**DATASET ENTRIES**:
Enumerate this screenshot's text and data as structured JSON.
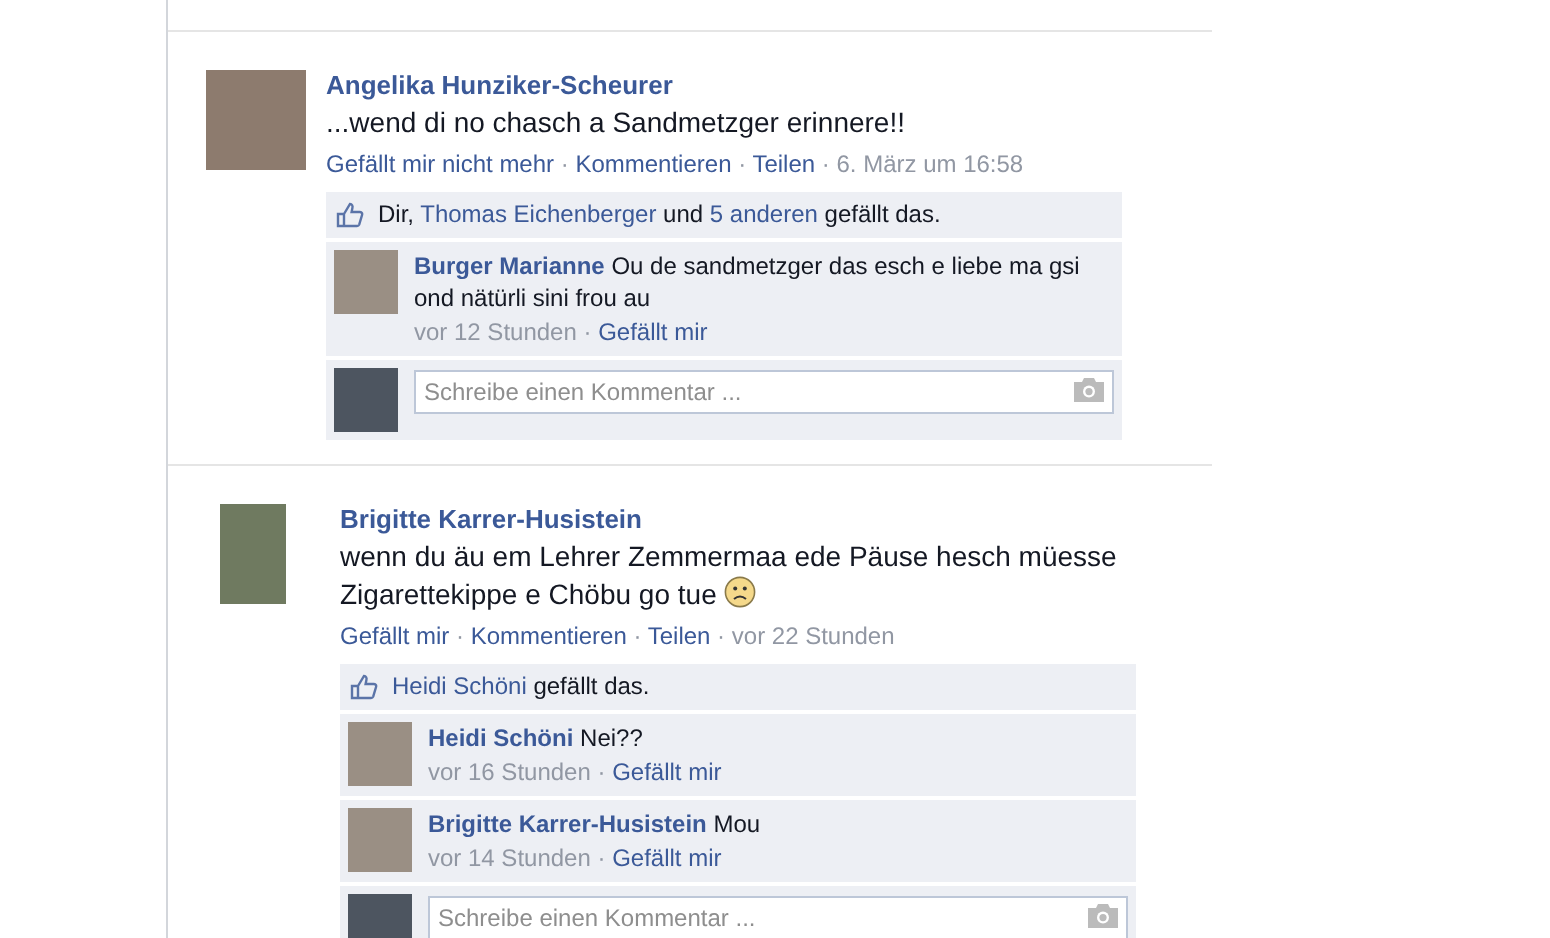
{
  "posts": [
    {
      "author": "Angelika Hunziker-Scheurer",
      "text": "...wend di no chasch a Sandmetzger erinnere!!",
      "emoticon": false,
      "actions": [
        {
          "text": "Gefällt mir nicht mehr",
          "kind": "link"
        },
        {
          "text": " · ",
          "kind": "plain"
        },
        {
          "text": "Kommentieren",
          "kind": "link"
        },
        {
          "text": " · ",
          "kind": "plain"
        },
        {
          "text": "Teilen",
          "kind": "link"
        },
        {
          "text": " · ",
          "kind": "plain"
        },
        {
          "text": "6. März um 16:58",
          "kind": "plain"
        }
      ],
      "likes": [
        {
          "text": "Dir, ",
          "kind": "plain"
        },
        {
          "text": "Thomas Eichenberger",
          "kind": "link"
        },
        {
          "text": " und ",
          "kind": "plain"
        },
        {
          "text": "5 anderen",
          "kind": "link"
        },
        {
          "text": " gefällt das.",
          "kind": "plain"
        }
      ],
      "comments": [
        {
          "author": "Burger Marianne",
          "text": "Ou de sandmetzger das esch e liebe ma gsi ond nätürli sini frou au",
          "time": "vor 12 Stunden",
          "sep": " · ",
          "like": "Gefällt mir"
        }
      ],
      "comment_field": {
        "placeholder": "Schreibe einen Kommentar ..."
      }
    },
    {
      "author": "Brigitte Karrer-Husistein",
      "text": "wenn du äu em Lehrer Zemmermaa ede Päuse hesch müesse Zigarettekippe e Chöbu go tue",
      "emoticon": true,
      "actions": [
        {
          "text": "Gefällt mir",
          "kind": "link"
        },
        {
          "text": " · ",
          "kind": "plain"
        },
        {
          "text": "Kommentieren",
          "kind": "link"
        },
        {
          "text": " · ",
          "kind": "plain"
        },
        {
          "text": "Teilen",
          "kind": "link"
        },
        {
          "text": " · ",
          "kind": "plain"
        },
        {
          "text": "vor 22 Stunden",
          "kind": "plain"
        }
      ],
      "likes": [
        {
          "text": "Heidi Schöni",
          "kind": "link"
        },
        {
          "text": " gefällt das.",
          "kind": "plain"
        }
      ],
      "comments": [
        {
          "author": "Heidi Schöni",
          "text": "Nei??",
          "time": "vor 16 Stunden",
          "sep": " · ",
          "like": "Gefällt mir"
        },
        {
          "author": "Brigitte Karrer-Husistein",
          "text": "Mou",
          "time": "vor 14 Stunden",
          "sep": " · ",
          "like": "Gefällt mir"
        }
      ],
      "comment_field": {
        "placeholder": "Schreibe einen Kommentar ..."
      }
    }
  ]
}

**DIRECTIONS**: Pictures stay out; reproduce every line of the records exactly.

**EXERCISE RESULT**:
Enumerate this screenshot's text and data as structured JSON.
{
  "posts": [
    {
      "author": "Angelika Hunziker-Scheurer",
      "text": "...wend di no chasch a Sandmetzger erinnere!!",
      "emoticon": false,
      "actions": [
        {
          "text": "Gefällt mir nicht mehr",
          "kind": "link"
        },
        {
          "text": " · ",
          "kind": "plain"
        },
        {
          "text": "Kommentieren",
          "kind": "link"
        },
        {
          "text": " · ",
          "kind": "plain"
        },
        {
          "text": "Teilen",
          "kind": "link"
        },
        {
          "text": " · ",
          "kind": "plain"
        },
        {
          "text": "6. März um 16:58",
          "kind": "plain"
        }
      ],
      "likes": [
        {
          "text": "Dir, ",
          "kind": "plain"
        },
        {
          "text": "Thomas Eichenberger",
          "kind": "link"
        },
        {
          "text": " und ",
          "kind": "plain"
        },
        {
          "text": "5 anderen",
          "kind": "link"
        },
        {
          "text": " gefällt das.",
          "kind": "plain"
        }
      ],
      "comments": [
        {
          "author": "Burger Marianne",
          "text": "Ou de sandmetzger das esch e liebe ma gsi ond nätürli sini frou au",
          "time": "vor 12 Stunden",
          "sep": " · ",
          "like": "Gefällt mir"
        }
      ],
      "comment_field": {
        "placeholder": "Schreibe einen Kommentar ..."
      }
    },
    {
      "author": "Brigitte Karrer-Husistein",
      "text": "wenn du äu em Lehrer Zemmermaa ede Päuse hesch müesse Zigarettekippe e Chöbu go tue",
      "emoticon": true,
      "actions": [
        {
          "text": "Gefällt mir",
          "kind": "link"
        },
        {
          "text": " · ",
          "kind": "plain"
        },
        {
          "text": "Kommentieren",
          "kind": "link"
        },
        {
          "text": " · ",
          "kind": "plain"
        },
        {
          "text": "Teilen",
          "kind": "link"
        },
        {
          "text": " · ",
          "kind": "plain"
        },
        {
          "text": "vor 22 Stunden",
          "kind": "plain"
        }
      ],
      "likes": [
        {
          "text": "Heidi Schöni",
          "kind": "link"
        },
        {
          "text": " gefällt das.",
          "kind": "plain"
        }
      ],
      "comments": [
        {
          "author": "Heidi Schöni",
          "text": "Nei??",
          "time": "vor 16 Stunden",
          "sep": " · ",
          "like": "Gefällt mir"
        },
        {
          "author": "Brigitte Karrer-Husistein",
          "text": "Mou",
          "time": "vor 14 Stunden",
          "sep": " · ",
          "like": "Gefällt mir"
        }
      ],
      "comment_field": {
        "placeholder": "Schreibe einen Kommentar ..."
      }
    }
  ]
}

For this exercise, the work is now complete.